# STATED PROBLEM
Find every line in the records below that holds the word "TARGET", and copy each one.

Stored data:
···
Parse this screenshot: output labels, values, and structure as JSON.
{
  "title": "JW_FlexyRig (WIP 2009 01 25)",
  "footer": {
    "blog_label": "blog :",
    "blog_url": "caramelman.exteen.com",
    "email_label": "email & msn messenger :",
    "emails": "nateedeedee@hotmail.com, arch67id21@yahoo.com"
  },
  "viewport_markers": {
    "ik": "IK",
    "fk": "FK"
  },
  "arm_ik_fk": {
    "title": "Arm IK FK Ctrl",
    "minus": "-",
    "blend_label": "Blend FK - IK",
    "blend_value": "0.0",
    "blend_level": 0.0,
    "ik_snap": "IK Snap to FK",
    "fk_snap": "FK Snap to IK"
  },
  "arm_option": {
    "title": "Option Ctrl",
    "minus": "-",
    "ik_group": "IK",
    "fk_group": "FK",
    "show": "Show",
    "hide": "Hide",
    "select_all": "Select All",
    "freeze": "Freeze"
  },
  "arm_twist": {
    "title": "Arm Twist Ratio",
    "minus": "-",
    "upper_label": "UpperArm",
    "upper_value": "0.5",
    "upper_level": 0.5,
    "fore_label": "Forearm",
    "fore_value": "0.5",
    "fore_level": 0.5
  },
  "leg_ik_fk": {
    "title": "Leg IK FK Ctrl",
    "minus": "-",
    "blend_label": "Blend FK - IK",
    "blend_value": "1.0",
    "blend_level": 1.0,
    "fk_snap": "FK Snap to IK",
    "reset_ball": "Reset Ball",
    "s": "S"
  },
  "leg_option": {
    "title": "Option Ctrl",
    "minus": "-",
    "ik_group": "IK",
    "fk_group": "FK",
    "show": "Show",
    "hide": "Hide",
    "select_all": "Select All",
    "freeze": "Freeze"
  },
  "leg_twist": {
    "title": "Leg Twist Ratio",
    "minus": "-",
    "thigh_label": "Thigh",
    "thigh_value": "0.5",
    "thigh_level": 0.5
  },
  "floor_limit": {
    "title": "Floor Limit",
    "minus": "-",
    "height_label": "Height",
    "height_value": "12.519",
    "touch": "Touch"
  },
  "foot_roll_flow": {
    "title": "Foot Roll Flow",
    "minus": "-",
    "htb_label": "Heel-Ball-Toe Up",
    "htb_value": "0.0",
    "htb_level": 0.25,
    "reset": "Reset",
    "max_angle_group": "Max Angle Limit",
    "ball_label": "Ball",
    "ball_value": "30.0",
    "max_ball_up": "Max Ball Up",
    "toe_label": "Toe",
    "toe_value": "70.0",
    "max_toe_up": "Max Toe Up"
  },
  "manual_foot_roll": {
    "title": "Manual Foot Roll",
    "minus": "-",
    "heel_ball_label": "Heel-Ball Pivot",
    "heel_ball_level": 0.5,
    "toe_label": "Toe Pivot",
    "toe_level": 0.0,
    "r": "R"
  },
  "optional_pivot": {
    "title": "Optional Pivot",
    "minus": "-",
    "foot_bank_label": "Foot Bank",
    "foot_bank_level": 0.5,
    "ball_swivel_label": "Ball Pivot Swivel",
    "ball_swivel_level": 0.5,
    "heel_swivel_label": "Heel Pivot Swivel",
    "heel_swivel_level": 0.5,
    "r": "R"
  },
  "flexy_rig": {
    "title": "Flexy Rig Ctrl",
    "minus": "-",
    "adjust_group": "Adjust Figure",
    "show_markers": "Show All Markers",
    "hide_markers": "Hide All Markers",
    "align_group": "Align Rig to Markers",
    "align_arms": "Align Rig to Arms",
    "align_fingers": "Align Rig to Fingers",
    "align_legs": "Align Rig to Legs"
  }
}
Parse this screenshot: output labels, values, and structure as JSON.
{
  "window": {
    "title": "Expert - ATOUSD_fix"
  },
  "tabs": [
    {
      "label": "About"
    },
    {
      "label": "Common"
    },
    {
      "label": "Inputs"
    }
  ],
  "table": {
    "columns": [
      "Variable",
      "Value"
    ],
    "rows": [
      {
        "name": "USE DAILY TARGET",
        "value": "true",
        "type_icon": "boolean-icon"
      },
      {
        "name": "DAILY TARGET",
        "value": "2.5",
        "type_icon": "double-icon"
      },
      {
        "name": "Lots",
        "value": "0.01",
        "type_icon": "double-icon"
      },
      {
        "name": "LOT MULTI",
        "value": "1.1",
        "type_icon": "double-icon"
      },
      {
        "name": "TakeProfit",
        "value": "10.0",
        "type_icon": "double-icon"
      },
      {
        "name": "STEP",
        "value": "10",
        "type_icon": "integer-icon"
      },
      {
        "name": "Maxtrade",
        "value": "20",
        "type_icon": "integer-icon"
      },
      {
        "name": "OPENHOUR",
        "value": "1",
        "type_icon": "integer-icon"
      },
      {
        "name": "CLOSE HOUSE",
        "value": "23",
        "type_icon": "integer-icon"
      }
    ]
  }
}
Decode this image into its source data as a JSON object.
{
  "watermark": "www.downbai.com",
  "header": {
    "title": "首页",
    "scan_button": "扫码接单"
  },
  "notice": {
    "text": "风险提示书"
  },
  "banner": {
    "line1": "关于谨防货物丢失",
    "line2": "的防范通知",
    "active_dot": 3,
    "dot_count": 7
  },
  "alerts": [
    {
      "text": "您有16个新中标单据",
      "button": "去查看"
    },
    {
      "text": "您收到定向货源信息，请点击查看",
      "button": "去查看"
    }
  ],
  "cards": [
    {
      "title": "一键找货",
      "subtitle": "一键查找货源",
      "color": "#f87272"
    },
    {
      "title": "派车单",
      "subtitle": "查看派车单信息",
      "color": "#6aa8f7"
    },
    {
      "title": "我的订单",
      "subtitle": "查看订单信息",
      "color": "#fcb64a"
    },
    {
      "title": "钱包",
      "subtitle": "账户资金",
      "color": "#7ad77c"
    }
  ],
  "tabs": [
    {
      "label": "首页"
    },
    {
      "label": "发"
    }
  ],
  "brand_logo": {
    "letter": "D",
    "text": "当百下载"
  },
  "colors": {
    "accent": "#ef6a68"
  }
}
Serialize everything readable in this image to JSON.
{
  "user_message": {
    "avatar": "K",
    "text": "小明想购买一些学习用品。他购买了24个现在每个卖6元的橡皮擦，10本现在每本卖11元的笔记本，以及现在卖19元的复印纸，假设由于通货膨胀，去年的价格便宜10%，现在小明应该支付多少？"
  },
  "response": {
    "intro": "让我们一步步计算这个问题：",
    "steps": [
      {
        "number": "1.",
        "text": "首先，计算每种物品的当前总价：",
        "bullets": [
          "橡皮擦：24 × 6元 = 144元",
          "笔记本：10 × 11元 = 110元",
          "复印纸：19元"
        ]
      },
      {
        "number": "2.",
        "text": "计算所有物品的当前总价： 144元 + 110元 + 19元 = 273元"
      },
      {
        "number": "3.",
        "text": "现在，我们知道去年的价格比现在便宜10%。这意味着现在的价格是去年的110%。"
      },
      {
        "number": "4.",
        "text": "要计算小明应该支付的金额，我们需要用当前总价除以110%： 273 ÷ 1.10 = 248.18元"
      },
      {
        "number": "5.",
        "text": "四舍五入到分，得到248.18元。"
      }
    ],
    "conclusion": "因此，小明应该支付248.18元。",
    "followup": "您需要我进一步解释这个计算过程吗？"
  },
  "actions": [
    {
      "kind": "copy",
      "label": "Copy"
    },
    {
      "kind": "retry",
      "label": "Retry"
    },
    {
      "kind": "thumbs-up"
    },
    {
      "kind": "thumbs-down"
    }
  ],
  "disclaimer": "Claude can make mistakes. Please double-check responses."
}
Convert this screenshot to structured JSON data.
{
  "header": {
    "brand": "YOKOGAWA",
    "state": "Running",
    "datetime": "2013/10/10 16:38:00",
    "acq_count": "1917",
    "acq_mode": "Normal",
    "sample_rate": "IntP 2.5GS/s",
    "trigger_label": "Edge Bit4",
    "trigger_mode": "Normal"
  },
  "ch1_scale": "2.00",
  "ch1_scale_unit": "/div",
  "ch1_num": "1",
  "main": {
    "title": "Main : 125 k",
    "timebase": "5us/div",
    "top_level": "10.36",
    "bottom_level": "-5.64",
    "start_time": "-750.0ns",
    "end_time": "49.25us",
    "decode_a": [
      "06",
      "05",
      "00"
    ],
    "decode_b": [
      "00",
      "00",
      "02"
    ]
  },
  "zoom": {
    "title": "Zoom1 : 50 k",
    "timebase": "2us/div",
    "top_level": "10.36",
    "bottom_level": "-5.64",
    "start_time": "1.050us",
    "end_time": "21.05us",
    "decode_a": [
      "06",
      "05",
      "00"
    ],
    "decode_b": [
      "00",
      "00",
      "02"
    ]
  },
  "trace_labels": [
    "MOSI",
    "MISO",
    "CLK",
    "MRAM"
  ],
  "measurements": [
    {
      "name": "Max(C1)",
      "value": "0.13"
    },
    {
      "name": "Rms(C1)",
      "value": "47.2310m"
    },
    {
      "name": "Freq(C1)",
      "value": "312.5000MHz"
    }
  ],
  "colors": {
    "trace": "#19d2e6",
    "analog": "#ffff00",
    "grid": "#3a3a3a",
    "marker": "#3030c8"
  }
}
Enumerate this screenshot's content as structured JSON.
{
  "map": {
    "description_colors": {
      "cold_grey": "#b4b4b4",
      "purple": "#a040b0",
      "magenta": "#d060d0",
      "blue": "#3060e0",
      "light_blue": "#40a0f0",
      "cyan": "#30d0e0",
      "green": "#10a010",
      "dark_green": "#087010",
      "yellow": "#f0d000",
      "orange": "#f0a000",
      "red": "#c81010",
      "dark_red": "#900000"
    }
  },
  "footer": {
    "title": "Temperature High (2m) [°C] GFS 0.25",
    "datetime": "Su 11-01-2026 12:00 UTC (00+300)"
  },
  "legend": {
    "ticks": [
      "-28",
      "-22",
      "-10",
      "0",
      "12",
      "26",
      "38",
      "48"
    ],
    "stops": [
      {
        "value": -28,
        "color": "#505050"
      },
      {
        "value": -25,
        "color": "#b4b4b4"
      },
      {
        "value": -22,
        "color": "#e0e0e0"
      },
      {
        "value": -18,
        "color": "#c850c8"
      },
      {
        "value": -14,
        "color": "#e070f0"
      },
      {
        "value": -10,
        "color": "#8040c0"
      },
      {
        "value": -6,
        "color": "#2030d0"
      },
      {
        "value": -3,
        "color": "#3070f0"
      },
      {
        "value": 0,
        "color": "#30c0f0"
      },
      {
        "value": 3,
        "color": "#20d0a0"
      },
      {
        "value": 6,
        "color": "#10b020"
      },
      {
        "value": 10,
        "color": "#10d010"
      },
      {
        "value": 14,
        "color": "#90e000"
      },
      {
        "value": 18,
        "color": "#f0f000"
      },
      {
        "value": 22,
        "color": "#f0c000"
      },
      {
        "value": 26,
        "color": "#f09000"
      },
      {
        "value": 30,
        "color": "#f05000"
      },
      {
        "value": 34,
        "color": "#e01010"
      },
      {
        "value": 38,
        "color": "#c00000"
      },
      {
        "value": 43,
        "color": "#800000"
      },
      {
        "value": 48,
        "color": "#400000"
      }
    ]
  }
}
···
# SOLVED PROBLEM
        "name": "USE DAILY TARGET",
        "name": "DAILY TARGET",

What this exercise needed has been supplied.